| DATA SECTION |

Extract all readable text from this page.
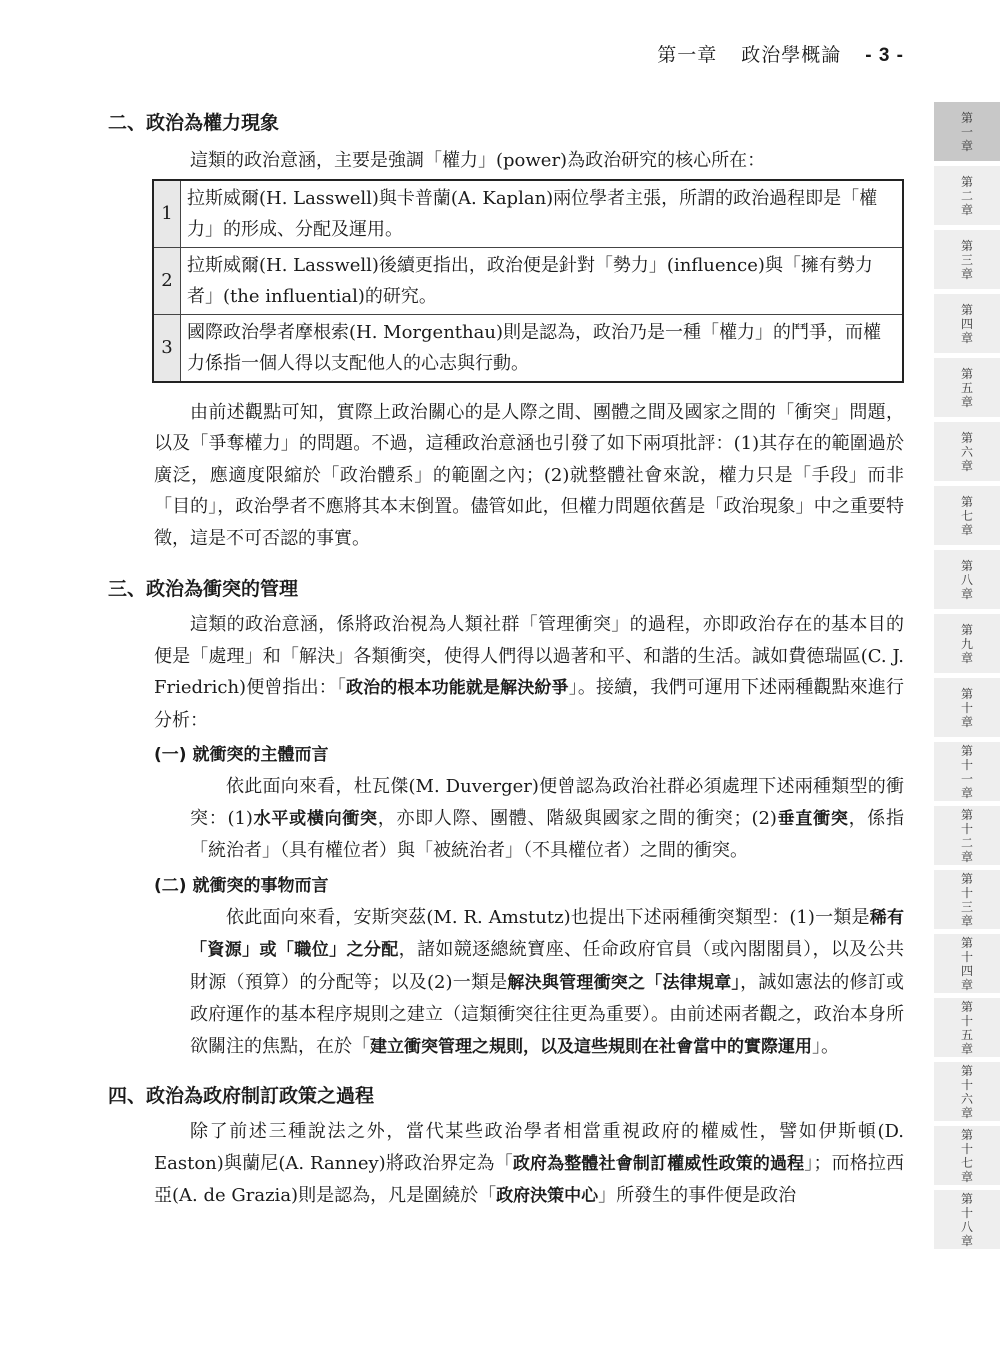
第一章 政治學概論 - 3 -
第
一
章
第
二
章
第
三
章
第
四
章
第
五
章
第
六
章
第
七
章
第
八
章
第
九
章
第
十
章
第
十
一
章
第
十
二
章
第
十
三
章
第
十
四
章
第
十
五
章
第
十
六
章
第
十
七
章
第
十
八
章
二、政治為權力現象

這類的政治意涵，主要是強調「權力」(power)為政治研究的核心所在：

1	拉斯威爾(H. Lasswell)與卡普蘭(A. Kaplan)兩位學者主張，所謂的政治過程即是「權力」的形成、分配及運用。
2	拉斯威爾(H. Lasswell)後續更指出，政治便是針對「勢力」(influence)與「擁有勢力者」(the influential)的研究。
3	國際政治學者摩根索(H. Morgenthau)則是認為，政治乃是一種「權力」的鬥爭，而權力係指一個人得以支配他人的心志與行動。

由前述觀點可知，實際上政治關心的是人際之間、團體之間及國家之間的「衝突」問題，以及「爭奪權力」的問題。不過，這種政治意涵也引發了如下兩項批評：(1)其存在的範圍過於廣泛，應適度限縮於「政治體系」的範圍之內；(2)就整體社會來說，權力只是「手段」而非「目的」，政治學者不應將其本末倒置。儘管如此，但權力問題依舊是「政治現象」中之重要特徵，這是不可否認的事實。

三、政治為衝突的管理

這類的政治意涵，係將政治視為人類社群「管理衝突」的過程，亦即政治存在的基本目的便是「處理」和「解決」各類衝突，使得人們得以過著和平、和諧的生活。誠如費德瑞區(C. J. Friedrich)便曾指出：「政治的根本功能就是解決紛爭」。接續，我們可運用下述兩種觀點來進行分析：

(一) 就衝突的主體而言

依此面向來看，杜瓦傑(M. Duverger)便曾認為政治社群必須處理下述兩種類型的衝突：(1)水平或橫向衝突，亦即人際、團體、階級與國家之間的衝突；(2)垂直衝突，係指「統治者」（具有權位者）與「被統治者」（不具權位者）之間的衝突。

(二) 就衝突的事物而言

依此面向來看，安斯突茲(M. R. Amstutz)也提出下述兩種衝突類型：(1)一類是稀有「資源」或「職位」之分配，諸如競逐總統寶座、任命政府官員（或內閣閣員），以及公共財源（預算）的分配等；以及(2)一類是解決與管理衝突之「法律規章」，誠如憲法的修訂或政府運作的基本程序規則之建立（這類衝突往往更為重要）。由前述兩者觀之，政治本身所欲關注的焦點，在於「建立衝突管理之規則，以及這些規則在社會當中的實際運用」。

四、政治為政府制訂政策之過程

除了前述三種說法之外，當代某些政治學者相當重視政府的權威性，譬如伊斯頓(D. Easton)與蘭尼(A. Ranney)將政治界定為「政府為整體社會制訂權威性政策的過程」；而格拉西亞(A. de Grazia)則是認為，凡是圍繞於「政府決策中心」所發生的事件便是政治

| WHAT IS BEING ASKED |
From the listing above, pick out each line where the word "拉斯威爾" appears.

| EXERCISE ANSWER |
1	拉斯威爾(H. Lasswell)與卡普蘭(A. Kaplan)兩位學者主張，所謂的政治過程即是「權力」的形成、分配及運用。
2	拉斯威爾(H. Lasswell)後續更指出，政治便是針對「勢力」(influence)與「擁有勢力者」(the influential)的研究。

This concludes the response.